■ **Excerpted records**:
########################################

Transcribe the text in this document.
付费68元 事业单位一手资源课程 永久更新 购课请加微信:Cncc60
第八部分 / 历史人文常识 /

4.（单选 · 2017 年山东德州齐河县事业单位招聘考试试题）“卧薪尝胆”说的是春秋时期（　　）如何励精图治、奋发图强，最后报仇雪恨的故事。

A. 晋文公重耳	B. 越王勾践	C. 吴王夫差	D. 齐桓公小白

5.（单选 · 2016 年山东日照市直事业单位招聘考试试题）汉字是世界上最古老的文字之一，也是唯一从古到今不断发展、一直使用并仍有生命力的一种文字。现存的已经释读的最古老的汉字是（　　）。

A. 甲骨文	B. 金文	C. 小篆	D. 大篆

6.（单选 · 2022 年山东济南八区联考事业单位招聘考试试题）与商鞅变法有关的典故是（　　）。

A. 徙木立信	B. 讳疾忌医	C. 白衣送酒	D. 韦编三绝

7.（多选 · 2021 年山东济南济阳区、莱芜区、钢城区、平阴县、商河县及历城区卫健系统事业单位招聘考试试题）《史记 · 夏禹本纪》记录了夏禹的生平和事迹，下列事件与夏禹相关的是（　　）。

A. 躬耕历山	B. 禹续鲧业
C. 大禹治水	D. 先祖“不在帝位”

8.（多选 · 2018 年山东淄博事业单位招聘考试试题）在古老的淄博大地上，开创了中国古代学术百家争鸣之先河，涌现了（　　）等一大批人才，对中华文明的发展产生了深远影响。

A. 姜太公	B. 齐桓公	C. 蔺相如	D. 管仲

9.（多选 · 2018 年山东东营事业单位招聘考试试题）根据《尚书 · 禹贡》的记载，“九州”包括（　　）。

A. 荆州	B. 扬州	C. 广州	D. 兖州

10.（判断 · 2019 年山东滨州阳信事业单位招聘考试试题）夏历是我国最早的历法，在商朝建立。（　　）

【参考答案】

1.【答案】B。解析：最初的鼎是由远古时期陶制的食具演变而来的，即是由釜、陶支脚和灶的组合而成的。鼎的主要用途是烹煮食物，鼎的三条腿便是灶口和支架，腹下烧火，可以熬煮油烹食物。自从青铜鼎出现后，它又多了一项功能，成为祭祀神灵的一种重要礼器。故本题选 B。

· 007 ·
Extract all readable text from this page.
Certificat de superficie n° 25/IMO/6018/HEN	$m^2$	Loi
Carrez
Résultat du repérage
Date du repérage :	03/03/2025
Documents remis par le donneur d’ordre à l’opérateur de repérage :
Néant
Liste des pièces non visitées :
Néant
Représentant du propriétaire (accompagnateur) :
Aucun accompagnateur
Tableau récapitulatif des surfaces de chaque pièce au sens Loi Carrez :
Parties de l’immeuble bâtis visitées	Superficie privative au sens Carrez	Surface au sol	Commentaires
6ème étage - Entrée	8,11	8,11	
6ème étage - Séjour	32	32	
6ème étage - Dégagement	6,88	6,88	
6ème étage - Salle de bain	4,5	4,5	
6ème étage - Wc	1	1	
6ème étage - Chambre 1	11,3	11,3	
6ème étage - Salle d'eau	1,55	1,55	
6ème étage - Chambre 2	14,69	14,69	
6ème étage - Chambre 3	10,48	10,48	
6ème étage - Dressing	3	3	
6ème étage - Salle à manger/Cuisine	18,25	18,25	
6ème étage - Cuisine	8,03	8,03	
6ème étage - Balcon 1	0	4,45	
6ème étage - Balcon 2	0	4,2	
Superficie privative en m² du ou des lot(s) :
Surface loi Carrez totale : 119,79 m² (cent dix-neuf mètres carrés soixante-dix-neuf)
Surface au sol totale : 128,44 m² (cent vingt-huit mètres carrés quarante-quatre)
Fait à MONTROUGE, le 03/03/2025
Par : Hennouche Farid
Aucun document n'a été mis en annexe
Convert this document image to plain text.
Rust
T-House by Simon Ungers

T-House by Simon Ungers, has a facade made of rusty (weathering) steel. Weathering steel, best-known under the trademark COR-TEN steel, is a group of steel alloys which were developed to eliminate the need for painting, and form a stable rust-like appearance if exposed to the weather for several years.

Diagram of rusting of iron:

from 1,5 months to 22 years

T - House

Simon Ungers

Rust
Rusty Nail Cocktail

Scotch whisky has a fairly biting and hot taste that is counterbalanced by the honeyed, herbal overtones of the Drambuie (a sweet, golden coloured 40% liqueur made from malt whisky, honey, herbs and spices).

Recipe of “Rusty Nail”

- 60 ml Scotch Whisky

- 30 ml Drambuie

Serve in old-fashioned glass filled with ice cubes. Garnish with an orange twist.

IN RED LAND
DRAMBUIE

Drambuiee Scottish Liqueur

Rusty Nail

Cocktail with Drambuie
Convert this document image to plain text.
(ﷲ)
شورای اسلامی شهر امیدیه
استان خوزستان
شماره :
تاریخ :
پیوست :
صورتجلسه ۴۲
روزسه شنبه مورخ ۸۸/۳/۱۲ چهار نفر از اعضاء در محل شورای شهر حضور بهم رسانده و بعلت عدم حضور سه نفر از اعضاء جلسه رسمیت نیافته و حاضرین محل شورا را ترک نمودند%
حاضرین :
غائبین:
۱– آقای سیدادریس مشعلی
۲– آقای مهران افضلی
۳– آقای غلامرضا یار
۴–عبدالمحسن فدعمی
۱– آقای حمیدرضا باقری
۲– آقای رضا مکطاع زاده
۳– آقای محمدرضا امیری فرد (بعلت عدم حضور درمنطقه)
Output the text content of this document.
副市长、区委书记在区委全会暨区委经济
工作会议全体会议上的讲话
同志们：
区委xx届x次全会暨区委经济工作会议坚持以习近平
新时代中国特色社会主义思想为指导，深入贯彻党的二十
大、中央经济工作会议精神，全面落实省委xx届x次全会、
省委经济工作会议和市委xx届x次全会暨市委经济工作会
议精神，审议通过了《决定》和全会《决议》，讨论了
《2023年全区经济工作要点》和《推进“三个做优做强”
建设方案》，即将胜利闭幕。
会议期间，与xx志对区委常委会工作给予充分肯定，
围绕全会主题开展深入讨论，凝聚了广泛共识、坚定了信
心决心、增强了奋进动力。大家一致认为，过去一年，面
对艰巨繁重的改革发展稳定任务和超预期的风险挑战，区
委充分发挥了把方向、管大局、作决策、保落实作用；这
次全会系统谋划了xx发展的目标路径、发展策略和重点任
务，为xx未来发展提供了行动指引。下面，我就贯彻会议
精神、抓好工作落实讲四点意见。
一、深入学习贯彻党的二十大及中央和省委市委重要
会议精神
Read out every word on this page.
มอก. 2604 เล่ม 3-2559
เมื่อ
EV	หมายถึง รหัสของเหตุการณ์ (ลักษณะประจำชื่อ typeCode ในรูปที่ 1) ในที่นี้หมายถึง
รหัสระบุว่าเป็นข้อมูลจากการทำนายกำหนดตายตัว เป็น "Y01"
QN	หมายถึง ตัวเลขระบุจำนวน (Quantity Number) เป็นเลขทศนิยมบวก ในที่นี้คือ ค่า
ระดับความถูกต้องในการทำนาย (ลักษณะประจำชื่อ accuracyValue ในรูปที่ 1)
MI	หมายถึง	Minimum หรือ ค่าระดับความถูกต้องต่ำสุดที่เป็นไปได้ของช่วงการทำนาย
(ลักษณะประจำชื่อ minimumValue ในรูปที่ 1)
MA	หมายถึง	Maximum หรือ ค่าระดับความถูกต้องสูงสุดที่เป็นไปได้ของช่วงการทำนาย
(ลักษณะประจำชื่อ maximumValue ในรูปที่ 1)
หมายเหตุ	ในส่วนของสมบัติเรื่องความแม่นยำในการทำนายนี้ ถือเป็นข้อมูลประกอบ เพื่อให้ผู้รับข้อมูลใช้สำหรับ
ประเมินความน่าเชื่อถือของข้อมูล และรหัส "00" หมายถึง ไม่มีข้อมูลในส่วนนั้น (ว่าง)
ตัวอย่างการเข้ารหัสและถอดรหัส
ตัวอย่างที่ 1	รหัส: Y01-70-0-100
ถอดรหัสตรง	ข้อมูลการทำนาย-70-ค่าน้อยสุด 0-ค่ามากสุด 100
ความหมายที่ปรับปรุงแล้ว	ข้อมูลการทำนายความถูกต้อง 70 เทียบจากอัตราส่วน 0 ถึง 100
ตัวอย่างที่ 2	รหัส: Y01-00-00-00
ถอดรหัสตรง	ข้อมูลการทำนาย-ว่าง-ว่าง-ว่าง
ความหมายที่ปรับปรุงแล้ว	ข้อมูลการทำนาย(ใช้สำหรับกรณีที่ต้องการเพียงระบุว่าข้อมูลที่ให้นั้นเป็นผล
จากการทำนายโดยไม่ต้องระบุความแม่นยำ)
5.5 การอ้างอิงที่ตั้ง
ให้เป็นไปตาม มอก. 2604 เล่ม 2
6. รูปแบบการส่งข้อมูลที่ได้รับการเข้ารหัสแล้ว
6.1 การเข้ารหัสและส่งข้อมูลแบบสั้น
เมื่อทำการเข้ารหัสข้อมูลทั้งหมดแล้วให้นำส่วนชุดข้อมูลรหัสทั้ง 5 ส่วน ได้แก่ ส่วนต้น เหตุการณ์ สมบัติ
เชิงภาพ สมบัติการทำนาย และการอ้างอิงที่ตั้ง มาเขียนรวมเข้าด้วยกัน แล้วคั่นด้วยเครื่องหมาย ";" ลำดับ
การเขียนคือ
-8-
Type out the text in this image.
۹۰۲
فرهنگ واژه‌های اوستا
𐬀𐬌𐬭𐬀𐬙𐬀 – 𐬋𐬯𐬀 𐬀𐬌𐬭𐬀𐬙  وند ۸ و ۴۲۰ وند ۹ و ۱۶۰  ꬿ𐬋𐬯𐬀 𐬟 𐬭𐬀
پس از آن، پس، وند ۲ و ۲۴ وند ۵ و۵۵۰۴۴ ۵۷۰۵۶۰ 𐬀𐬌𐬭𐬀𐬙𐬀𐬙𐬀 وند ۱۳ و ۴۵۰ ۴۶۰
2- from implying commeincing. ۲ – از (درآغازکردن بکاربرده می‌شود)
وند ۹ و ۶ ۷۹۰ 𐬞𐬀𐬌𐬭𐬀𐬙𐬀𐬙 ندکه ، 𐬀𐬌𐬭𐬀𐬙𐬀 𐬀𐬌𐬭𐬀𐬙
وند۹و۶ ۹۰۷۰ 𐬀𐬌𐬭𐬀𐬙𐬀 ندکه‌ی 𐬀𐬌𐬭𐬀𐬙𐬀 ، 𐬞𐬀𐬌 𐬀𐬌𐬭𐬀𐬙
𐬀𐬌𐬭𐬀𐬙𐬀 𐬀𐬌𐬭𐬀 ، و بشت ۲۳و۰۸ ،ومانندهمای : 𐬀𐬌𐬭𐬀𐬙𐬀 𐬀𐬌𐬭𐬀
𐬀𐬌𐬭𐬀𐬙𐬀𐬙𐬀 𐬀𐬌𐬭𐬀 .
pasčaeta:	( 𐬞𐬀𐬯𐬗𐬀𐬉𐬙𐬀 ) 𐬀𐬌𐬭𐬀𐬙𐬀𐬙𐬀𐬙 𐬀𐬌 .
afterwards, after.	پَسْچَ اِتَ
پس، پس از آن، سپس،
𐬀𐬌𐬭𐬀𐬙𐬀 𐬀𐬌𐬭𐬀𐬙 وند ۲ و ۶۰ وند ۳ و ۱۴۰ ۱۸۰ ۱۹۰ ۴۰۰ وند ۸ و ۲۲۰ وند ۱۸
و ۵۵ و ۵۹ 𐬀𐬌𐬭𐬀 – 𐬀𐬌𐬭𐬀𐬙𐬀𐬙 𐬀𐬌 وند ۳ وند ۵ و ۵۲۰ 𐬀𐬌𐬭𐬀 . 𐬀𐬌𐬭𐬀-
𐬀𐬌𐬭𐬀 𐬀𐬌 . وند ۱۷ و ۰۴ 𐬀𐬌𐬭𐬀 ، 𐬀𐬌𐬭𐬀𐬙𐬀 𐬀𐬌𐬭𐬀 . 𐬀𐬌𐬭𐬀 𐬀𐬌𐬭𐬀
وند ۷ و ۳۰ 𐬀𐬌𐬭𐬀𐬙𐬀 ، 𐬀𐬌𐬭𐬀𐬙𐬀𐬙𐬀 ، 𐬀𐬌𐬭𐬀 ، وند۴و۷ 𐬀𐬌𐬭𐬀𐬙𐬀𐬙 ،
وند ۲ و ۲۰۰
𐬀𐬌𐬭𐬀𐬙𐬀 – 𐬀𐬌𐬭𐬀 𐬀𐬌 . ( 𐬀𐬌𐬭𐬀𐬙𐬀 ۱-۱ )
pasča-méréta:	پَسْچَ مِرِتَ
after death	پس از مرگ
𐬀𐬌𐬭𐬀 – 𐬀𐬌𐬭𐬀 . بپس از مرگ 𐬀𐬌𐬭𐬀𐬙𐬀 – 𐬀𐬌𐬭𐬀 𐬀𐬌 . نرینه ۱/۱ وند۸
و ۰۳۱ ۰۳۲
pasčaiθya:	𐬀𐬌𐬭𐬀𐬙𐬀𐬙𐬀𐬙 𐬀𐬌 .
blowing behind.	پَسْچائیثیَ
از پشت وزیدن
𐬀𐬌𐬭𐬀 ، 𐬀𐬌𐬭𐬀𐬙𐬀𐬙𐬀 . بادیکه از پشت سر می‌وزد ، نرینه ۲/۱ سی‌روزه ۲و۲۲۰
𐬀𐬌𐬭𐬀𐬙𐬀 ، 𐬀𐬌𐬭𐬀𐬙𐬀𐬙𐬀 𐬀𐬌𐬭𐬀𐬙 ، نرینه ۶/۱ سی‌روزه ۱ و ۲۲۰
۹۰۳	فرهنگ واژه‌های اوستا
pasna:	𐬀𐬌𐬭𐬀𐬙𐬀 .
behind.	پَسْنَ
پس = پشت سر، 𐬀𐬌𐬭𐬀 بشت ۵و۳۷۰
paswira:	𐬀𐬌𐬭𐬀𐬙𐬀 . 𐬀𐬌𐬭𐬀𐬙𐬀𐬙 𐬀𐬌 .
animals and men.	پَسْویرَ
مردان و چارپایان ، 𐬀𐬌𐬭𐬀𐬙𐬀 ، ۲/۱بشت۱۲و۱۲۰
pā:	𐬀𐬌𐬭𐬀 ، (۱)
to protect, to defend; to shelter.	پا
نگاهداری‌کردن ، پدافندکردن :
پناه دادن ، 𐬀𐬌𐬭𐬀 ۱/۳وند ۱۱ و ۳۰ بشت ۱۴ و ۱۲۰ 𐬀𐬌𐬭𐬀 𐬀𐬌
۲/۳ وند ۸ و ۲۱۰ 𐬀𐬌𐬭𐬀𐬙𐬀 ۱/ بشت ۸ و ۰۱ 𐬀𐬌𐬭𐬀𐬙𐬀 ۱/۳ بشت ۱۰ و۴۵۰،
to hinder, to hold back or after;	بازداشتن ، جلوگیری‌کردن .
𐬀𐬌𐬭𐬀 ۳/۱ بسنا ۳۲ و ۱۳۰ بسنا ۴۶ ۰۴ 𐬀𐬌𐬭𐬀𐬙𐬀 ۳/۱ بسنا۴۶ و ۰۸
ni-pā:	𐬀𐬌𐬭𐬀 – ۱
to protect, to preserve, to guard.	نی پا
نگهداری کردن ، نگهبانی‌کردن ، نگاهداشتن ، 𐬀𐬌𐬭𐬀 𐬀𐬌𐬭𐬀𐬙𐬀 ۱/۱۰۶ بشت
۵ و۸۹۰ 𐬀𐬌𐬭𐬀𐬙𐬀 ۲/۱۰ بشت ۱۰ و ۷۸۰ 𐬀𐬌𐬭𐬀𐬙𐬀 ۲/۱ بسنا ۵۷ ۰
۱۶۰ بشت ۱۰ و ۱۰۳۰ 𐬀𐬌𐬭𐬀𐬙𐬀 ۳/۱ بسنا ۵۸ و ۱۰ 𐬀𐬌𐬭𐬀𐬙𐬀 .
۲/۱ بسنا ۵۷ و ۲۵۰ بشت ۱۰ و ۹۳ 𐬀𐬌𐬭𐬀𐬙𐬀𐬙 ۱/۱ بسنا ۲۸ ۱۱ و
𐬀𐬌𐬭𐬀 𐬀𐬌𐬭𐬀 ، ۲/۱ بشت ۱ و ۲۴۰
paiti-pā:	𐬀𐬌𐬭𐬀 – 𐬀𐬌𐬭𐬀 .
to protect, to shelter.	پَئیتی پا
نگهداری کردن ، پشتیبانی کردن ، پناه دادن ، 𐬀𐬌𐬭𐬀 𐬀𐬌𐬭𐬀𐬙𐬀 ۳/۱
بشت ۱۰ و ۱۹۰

########################################

■ **Task brief**: Pick out each line in the material containing "Simon".

■ **Problem solution**:
T-House by Simon Ungers
T-House by Simon Ungers, has a facade made of rusty (weathering) steel. Weathering steel, best-known under the trademark COR-TEN steel, is a group of steel alloys which were developed to eliminate the need for painting, and form a stable rust-like appearance if exposed to the weather for several years.
Simon Ungers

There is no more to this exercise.